[SET EXERCISE]: From the listing below, count the lines where the string "vlažno" occurs. Give the number, with no other words.

[DATASET RECORDS]:
________
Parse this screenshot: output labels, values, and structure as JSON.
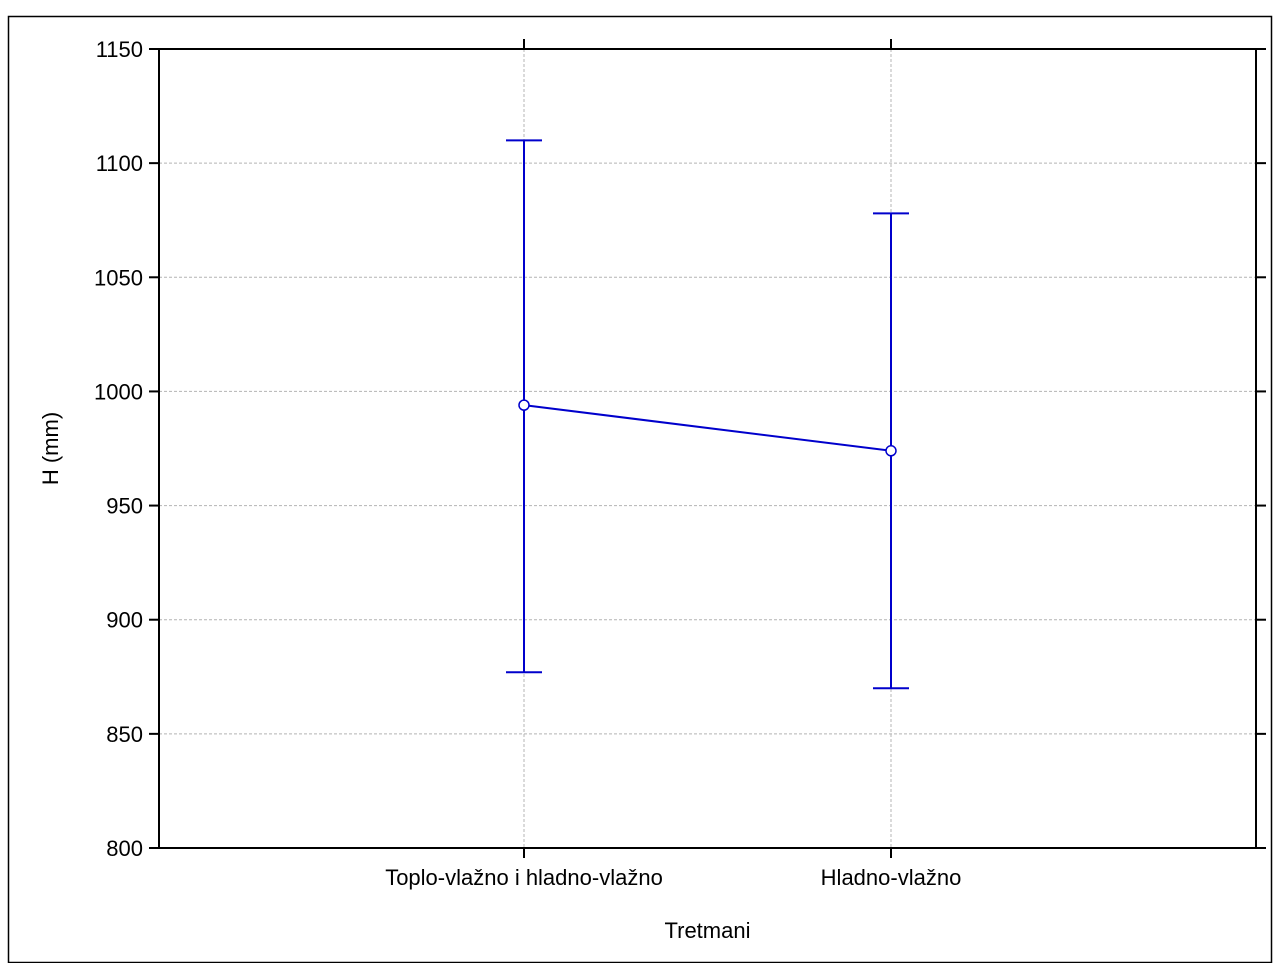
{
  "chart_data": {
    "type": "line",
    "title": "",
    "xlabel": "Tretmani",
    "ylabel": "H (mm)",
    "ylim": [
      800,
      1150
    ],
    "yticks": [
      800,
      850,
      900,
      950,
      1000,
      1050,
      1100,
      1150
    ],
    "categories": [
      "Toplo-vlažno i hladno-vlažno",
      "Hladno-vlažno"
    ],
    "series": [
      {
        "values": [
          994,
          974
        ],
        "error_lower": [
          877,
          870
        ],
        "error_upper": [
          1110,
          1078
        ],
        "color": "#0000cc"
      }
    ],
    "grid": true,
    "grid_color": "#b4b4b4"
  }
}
________
[EXERCISE RESULT]: 2